# EXERCISE DIRECTIONS
Please give the data lines again, from the line with "svg-text:2.8V AT: 2.8V" to the line with "port input terminal: [37, 195, 46, 204]", and switch every "wire" to "trace", leaving all else unchanged.

# THE INPUT

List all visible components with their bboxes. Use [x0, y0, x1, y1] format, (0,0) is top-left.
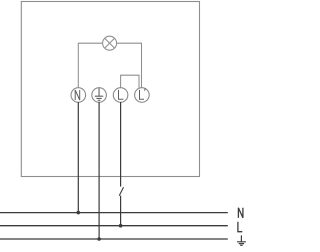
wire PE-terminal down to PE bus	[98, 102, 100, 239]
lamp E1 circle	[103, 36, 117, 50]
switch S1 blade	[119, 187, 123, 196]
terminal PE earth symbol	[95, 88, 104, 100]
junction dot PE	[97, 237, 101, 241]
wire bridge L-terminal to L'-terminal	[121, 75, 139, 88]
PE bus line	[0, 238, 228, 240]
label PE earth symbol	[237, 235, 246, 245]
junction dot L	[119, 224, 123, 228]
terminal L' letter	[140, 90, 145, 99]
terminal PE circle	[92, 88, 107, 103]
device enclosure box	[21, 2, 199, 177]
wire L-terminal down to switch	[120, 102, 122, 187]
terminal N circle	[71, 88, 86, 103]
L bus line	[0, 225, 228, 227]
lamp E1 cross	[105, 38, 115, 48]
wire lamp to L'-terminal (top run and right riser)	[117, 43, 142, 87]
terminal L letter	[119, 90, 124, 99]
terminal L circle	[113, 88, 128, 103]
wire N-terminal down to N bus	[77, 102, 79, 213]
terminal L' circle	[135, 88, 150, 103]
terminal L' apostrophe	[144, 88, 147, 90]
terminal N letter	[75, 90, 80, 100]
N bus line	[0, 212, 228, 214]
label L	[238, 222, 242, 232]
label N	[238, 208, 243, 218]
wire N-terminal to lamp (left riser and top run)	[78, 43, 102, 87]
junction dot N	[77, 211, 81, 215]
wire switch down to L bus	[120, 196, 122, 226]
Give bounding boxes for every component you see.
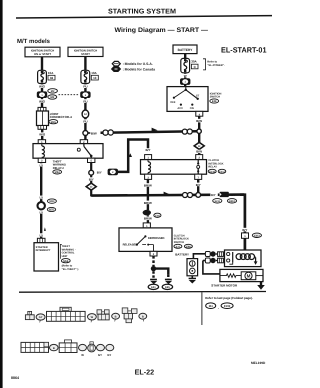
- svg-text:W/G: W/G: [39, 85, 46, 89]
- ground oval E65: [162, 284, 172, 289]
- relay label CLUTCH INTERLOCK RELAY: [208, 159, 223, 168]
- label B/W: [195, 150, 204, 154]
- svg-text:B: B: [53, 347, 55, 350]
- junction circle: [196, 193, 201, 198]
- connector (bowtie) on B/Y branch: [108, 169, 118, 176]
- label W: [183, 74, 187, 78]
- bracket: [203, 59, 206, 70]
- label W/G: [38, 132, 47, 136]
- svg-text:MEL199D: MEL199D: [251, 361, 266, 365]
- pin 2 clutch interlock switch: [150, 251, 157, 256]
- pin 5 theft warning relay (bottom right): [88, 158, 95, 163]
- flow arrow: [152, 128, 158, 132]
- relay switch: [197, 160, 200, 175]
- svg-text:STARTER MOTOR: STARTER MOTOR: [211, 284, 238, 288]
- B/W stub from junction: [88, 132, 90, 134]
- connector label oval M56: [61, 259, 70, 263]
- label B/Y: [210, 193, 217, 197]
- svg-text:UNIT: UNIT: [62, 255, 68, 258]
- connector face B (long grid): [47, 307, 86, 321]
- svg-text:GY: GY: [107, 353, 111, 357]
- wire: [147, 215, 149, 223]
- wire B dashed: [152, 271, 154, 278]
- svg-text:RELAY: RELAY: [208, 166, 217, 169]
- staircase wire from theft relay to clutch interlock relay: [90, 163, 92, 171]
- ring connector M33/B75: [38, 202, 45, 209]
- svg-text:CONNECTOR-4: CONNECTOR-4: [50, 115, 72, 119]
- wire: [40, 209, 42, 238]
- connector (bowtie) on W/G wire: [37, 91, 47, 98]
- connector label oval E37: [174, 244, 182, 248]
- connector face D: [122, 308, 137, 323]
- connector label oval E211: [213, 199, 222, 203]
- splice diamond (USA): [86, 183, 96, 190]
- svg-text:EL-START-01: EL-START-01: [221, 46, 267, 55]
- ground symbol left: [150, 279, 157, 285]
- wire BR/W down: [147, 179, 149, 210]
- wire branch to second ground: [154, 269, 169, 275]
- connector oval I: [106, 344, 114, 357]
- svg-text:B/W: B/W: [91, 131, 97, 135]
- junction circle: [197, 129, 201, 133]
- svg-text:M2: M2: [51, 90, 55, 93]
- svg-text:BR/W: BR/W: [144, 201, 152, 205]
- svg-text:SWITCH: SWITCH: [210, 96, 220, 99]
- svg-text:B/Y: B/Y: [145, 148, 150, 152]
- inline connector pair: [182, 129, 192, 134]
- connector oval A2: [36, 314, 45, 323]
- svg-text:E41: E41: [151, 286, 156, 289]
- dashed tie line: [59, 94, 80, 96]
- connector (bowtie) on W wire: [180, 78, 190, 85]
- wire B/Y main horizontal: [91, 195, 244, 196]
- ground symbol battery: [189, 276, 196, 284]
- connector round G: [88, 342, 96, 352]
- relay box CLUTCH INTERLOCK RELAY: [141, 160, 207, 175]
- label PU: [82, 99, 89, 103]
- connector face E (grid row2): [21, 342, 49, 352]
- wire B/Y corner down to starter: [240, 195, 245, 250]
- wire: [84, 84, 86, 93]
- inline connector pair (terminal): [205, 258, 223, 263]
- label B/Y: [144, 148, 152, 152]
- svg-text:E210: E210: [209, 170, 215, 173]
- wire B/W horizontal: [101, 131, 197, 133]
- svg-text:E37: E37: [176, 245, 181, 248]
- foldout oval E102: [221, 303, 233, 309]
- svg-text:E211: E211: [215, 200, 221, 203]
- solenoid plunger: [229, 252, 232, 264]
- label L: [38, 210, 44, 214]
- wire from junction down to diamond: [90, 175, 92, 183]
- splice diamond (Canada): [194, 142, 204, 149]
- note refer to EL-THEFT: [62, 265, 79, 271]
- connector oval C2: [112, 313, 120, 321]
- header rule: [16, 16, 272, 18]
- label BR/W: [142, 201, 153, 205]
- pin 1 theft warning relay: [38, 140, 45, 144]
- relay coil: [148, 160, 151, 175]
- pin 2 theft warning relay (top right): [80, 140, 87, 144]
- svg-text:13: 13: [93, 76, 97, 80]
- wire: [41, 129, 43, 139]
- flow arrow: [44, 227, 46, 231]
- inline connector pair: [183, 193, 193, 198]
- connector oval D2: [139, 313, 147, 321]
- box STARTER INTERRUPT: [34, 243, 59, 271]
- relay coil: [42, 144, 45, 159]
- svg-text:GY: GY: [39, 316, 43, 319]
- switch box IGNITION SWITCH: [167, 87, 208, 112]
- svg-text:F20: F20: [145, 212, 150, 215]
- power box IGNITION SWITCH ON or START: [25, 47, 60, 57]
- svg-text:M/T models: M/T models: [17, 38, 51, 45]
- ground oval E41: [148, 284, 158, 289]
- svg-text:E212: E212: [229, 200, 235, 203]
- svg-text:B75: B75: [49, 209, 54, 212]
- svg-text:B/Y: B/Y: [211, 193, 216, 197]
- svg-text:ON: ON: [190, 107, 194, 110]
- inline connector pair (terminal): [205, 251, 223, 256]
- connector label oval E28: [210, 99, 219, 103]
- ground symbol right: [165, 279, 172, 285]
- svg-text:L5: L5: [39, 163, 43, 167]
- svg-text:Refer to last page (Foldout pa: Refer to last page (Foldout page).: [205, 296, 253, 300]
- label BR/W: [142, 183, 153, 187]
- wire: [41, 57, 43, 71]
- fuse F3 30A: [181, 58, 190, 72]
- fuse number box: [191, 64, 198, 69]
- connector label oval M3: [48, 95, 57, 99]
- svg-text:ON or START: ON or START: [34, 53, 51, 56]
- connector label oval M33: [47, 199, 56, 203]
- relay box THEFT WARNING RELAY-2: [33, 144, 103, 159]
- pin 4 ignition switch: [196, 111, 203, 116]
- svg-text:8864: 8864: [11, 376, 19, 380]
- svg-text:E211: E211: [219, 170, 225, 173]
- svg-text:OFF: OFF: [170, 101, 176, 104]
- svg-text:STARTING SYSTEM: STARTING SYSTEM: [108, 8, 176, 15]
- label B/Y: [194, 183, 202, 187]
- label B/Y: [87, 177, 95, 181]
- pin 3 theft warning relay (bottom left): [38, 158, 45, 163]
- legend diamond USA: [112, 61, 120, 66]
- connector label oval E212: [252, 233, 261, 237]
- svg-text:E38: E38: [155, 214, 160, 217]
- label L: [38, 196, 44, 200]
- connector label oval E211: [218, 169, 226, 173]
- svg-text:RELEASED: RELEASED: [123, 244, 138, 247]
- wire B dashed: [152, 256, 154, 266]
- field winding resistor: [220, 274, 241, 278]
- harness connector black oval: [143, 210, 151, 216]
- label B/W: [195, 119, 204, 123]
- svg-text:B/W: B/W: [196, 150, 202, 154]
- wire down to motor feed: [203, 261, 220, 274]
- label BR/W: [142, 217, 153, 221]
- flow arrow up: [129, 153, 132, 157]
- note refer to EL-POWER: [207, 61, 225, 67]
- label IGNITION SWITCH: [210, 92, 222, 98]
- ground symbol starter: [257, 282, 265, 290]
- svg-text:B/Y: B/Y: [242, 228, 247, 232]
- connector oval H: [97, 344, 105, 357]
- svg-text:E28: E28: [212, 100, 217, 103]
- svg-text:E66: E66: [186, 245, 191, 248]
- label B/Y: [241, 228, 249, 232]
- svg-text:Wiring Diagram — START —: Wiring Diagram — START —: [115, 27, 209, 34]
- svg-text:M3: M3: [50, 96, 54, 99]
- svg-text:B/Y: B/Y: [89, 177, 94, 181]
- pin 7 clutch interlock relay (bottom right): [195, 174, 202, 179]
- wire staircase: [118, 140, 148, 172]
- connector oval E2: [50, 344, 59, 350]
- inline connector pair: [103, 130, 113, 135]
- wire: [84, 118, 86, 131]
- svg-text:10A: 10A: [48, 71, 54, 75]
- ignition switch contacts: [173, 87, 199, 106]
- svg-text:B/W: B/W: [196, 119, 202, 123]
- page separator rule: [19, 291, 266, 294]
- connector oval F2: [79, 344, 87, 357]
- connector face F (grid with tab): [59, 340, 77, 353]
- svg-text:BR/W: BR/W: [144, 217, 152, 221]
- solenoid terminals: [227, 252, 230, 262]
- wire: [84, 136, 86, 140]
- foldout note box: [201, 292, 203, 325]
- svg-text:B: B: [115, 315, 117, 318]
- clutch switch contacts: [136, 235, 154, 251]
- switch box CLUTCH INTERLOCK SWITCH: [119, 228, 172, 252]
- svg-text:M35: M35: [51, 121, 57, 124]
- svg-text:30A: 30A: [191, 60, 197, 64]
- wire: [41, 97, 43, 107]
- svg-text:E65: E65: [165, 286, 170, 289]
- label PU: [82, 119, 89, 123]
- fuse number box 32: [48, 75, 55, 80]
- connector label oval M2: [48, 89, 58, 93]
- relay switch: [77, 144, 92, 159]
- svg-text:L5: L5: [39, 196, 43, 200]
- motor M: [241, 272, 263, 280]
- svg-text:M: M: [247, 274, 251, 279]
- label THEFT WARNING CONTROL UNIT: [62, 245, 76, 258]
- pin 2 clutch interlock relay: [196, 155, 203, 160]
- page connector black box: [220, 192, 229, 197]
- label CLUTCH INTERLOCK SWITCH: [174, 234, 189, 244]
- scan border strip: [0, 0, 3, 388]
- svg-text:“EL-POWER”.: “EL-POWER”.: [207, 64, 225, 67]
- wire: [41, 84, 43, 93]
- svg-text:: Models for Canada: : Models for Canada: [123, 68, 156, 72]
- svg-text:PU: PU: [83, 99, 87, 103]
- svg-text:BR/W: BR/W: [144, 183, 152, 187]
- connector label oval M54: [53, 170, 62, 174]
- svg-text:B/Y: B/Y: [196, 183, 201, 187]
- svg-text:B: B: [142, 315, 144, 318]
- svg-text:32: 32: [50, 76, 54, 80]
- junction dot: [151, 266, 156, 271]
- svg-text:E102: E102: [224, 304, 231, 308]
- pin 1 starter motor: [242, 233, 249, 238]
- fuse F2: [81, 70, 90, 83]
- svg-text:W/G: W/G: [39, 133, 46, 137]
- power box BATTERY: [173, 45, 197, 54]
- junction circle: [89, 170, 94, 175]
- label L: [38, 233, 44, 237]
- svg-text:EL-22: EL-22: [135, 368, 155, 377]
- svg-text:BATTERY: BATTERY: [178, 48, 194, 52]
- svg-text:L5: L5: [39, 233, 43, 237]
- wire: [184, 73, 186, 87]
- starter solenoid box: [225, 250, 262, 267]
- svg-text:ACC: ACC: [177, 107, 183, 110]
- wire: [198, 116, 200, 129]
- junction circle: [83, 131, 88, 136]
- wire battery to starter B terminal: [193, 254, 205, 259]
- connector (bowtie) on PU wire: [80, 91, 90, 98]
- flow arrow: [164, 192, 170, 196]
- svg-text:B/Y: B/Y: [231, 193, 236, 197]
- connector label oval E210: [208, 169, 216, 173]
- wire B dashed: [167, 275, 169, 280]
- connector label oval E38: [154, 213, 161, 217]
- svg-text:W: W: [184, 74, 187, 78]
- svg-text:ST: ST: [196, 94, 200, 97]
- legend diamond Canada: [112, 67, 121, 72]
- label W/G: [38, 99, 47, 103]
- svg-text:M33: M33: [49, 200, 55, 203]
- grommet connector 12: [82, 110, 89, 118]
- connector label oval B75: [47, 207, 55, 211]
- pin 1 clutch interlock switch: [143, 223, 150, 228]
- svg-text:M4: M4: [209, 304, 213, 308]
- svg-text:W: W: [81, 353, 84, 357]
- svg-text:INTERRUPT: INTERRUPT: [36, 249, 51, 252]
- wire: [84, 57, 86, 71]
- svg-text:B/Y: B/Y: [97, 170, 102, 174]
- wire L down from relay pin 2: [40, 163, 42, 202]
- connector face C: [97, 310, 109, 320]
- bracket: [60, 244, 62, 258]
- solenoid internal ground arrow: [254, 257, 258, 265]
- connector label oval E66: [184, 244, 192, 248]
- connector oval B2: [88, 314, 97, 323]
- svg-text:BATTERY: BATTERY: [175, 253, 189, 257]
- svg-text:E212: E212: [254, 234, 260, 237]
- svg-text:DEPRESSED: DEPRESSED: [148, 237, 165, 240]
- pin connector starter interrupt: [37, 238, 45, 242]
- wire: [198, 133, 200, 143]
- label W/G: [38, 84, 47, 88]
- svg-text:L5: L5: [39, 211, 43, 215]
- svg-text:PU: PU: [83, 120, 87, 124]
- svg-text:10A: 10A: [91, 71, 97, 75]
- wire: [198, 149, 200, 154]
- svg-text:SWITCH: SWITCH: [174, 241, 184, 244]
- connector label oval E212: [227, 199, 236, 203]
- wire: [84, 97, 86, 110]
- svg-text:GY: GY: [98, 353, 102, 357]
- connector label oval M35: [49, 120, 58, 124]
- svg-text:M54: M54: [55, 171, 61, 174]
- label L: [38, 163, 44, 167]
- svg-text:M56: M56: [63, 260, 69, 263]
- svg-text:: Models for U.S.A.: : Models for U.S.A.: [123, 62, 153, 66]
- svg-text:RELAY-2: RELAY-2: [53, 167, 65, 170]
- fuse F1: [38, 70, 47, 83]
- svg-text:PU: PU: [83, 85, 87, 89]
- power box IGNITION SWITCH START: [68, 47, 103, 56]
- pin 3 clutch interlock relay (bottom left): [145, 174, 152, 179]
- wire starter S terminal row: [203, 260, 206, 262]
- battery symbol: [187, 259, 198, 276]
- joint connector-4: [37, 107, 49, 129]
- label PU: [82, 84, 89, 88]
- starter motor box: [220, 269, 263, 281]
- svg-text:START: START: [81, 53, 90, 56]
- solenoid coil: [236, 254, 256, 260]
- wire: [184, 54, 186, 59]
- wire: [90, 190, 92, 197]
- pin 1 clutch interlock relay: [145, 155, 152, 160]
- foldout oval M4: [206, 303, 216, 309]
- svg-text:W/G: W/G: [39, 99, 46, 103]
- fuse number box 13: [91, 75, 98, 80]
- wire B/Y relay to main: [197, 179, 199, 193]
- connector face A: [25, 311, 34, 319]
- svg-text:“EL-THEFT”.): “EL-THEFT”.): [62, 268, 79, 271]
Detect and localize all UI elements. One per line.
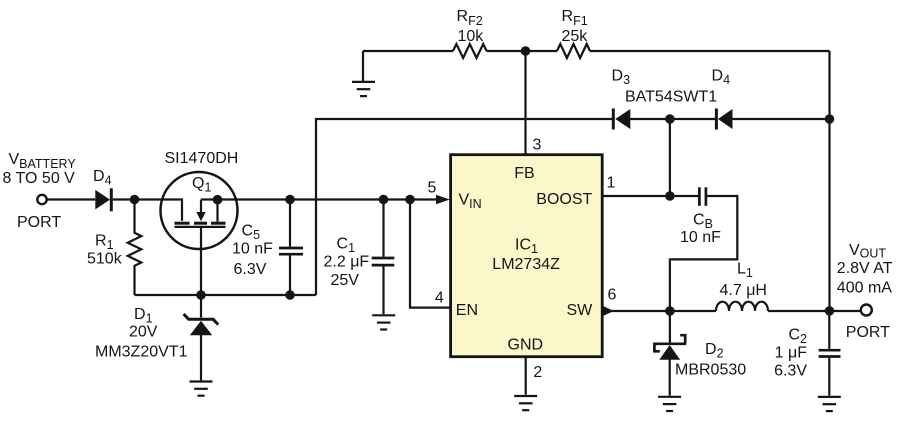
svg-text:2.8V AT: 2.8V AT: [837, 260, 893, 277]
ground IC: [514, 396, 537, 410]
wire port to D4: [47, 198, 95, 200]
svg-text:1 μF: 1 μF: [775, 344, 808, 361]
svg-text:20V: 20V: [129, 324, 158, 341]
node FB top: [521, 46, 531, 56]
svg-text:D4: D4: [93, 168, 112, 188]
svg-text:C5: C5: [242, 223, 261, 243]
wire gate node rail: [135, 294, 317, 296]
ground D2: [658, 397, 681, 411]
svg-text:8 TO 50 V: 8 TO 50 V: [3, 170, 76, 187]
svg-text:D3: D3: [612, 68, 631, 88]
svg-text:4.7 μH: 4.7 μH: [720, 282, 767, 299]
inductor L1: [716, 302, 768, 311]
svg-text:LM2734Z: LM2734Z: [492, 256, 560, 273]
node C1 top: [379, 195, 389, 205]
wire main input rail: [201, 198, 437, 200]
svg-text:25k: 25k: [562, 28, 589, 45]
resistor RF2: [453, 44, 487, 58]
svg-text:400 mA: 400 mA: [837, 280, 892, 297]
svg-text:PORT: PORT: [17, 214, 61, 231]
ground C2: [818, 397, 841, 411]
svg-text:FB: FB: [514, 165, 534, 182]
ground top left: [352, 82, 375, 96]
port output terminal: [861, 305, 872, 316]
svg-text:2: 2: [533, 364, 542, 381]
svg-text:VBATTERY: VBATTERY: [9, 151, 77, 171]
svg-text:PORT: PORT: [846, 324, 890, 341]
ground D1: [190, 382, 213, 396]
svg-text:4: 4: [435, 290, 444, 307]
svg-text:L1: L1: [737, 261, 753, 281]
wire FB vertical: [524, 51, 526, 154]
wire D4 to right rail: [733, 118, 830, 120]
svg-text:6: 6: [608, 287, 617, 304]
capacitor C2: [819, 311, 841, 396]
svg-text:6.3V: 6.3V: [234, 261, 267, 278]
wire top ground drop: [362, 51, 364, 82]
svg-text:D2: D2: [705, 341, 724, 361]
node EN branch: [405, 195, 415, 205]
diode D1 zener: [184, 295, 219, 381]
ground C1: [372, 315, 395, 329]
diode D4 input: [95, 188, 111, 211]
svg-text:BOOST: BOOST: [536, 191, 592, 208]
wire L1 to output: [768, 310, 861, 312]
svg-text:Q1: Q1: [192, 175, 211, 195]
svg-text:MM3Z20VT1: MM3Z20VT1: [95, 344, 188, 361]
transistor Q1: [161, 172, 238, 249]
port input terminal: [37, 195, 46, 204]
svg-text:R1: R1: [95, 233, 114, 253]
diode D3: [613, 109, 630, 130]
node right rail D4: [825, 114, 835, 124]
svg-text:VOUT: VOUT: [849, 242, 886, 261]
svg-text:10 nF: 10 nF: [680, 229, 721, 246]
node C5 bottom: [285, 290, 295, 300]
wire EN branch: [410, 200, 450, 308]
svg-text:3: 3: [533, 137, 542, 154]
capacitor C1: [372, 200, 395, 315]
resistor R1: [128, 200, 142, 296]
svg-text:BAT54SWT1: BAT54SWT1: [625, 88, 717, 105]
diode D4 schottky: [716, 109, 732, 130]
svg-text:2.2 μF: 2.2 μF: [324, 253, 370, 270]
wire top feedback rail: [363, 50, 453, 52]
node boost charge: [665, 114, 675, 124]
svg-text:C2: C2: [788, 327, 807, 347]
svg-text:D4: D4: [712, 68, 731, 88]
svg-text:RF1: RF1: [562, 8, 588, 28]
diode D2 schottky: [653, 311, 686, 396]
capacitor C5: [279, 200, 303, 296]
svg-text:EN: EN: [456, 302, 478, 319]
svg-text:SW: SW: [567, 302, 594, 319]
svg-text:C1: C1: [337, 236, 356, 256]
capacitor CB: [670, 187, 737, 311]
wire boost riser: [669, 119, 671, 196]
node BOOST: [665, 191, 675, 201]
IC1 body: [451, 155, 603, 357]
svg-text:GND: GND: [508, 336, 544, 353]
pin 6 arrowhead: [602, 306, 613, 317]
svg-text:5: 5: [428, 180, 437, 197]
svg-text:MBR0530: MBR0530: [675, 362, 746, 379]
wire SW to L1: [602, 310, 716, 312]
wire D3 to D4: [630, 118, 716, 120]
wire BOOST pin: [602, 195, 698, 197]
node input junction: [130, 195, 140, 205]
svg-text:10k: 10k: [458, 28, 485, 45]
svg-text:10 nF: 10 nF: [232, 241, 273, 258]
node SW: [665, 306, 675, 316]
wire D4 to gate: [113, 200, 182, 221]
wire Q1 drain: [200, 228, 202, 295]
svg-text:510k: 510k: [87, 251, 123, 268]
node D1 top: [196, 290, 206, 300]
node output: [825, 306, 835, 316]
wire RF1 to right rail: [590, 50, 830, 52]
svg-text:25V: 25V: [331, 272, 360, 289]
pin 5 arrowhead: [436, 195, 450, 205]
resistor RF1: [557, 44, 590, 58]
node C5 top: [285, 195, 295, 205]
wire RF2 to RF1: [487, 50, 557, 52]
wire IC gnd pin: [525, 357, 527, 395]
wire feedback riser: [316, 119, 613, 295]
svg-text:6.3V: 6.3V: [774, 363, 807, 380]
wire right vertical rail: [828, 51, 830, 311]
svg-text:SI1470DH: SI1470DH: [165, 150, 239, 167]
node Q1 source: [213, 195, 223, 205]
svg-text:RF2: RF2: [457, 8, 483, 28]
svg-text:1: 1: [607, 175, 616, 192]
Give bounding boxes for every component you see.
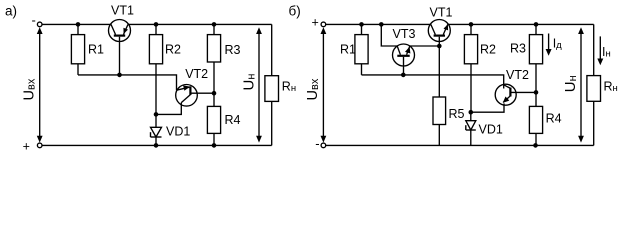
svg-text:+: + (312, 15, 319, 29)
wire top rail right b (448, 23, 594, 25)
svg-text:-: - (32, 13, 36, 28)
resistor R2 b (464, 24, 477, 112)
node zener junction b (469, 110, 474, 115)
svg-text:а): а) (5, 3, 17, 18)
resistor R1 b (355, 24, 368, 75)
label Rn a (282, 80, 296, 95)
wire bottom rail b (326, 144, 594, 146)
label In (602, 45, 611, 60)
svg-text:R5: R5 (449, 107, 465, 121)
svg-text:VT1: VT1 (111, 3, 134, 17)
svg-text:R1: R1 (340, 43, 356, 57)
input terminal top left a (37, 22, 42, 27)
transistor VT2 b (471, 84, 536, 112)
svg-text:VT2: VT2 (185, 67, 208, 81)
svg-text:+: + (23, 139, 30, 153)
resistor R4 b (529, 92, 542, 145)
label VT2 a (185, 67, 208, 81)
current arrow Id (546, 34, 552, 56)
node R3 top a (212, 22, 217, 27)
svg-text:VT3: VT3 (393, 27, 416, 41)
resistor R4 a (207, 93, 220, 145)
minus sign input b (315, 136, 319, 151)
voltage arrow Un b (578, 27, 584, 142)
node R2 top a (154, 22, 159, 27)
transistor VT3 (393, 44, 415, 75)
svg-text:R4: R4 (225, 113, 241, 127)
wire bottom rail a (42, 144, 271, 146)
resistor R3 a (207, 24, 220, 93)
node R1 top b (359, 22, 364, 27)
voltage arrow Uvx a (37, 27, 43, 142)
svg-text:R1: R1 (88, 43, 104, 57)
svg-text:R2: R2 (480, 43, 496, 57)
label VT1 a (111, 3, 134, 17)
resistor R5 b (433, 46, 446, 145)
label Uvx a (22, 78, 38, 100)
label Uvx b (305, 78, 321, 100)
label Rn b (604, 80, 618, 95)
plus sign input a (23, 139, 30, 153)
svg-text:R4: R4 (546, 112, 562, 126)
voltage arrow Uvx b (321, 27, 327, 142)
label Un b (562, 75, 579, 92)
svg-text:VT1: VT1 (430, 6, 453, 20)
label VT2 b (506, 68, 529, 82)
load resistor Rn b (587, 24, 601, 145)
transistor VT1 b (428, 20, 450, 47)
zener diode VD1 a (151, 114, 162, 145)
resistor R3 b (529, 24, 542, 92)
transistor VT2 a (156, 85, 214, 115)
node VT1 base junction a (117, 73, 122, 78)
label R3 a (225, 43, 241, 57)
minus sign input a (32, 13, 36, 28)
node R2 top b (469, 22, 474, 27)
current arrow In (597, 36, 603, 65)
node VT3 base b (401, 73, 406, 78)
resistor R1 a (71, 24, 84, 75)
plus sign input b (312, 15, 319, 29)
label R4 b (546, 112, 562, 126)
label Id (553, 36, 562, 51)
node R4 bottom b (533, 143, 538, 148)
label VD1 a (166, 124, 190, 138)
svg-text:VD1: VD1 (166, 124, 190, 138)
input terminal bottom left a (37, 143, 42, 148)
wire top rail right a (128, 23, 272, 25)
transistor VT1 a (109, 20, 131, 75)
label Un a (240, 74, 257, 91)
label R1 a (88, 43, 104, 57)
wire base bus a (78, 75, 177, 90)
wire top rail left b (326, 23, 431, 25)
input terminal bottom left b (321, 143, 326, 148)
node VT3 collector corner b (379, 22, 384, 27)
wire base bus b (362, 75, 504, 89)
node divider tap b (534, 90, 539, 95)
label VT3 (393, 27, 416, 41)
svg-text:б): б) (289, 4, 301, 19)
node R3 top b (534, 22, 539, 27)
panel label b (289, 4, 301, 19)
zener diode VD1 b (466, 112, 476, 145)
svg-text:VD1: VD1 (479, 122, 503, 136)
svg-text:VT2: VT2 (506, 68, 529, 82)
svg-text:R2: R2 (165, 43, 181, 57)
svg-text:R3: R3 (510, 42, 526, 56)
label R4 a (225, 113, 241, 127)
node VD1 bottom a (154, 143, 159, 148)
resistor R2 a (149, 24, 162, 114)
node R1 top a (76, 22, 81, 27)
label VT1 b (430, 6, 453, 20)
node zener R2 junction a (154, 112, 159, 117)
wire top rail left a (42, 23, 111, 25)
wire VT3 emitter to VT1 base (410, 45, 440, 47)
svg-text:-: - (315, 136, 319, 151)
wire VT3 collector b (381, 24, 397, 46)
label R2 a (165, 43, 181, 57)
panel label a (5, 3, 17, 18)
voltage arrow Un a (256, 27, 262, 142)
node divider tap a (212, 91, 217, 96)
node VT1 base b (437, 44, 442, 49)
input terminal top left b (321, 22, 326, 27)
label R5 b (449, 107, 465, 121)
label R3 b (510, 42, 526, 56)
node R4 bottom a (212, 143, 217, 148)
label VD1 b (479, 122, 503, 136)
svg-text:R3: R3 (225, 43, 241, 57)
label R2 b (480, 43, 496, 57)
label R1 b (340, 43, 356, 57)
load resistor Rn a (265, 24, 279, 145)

# OUTPUT OF THE TASK
svg-text:2.8V AT: 2.8V AT: [837, 260, 893, 277]
ground IC: [514, 396, 537, 410]
trace port to D4: [47, 198, 95, 200]
svg-text:1 μF: 1 μF: [775, 344, 808, 361]
svg-text:20V: 20V: [129, 324, 158, 341]
node FB top: [521, 46, 531, 56]
svg-text:D4: D4: [93, 168, 112, 188]
svg-text:C5: C5: [242, 223, 261, 243]
trace gate node rail: [135, 294, 317, 296]
ground D2: [658, 397, 681, 411]
svg-text:8 TO 50 V: 8 TO 50 V: [3, 170, 76, 187]
svg-text:D3: D3: [612, 68, 631, 88]
svg-text:4.7 μH: 4.7 μH: [720, 282, 767, 299]
inductor L1: [716, 302, 768, 311]
svg-text:LM2734Z: LM2734Z: [492, 256, 560, 273]
node C1 top: [379, 195, 389, 205]
trace main input rail: [201, 198, 437, 200]
svg-text:25k: 25k: [562, 28, 589, 45]
resistor RF2: [453, 44, 487, 58]
svg-text:400 mA: 400 mA: [837, 280, 892, 297]
svg-text:PORT: PORT: [17, 214, 61, 231]
ground C2: [818, 397, 841, 411]
svg-text:FB: FB: [514, 165, 534, 182]
ground top left: [352, 82, 375, 96]
port output terminal: [861, 305, 872, 316]
svg-text:2: 2: [533, 364, 542, 381]
svg-text:VBATTERY: VBATTERY: [9, 151, 77, 171]
svg-text:PORT: PORT: [846, 324, 890, 341]
ground D1: [190, 382, 213, 396]
svg-text:4: 4: [435, 290, 444, 307]
svg-text:L1: L1: [737, 261, 753, 281]
trace FB vertical: [524, 51, 526, 154]
trace D4 to right rail: [733, 118, 830, 120]
svg-text:6: 6: [608, 287, 617, 304]
capacitor C2: [819, 311, 841, 396]
svg-text:6.3V: 6.3V: [234, 261, 267, 278]
trace top ground drop: [362, 51, 364, 82]
svg-text:D2: D2: [705, 341, 724, 361]
node EN branch: [405, 195, 415, 205]
diode D1 zener: [184, 295, 219, 381]
ground C1: [372, 315, 395, 329]
diode D4 input: [95, 188, 111, 211]
svg-text:BOOST: BOOST: [536, 191, 592, 208]
trace L1 to output: [768, 310, 861, 312]
svg-text:Q1: Q1: [192, 175, 211, 195]
svg-text:MM3Z20VT1: MM3Z20VT1: [95, 344, 188, 361]
transistor Q1: [161, 172, 238, 249]
port input terminal: [37, 195, 46, 204]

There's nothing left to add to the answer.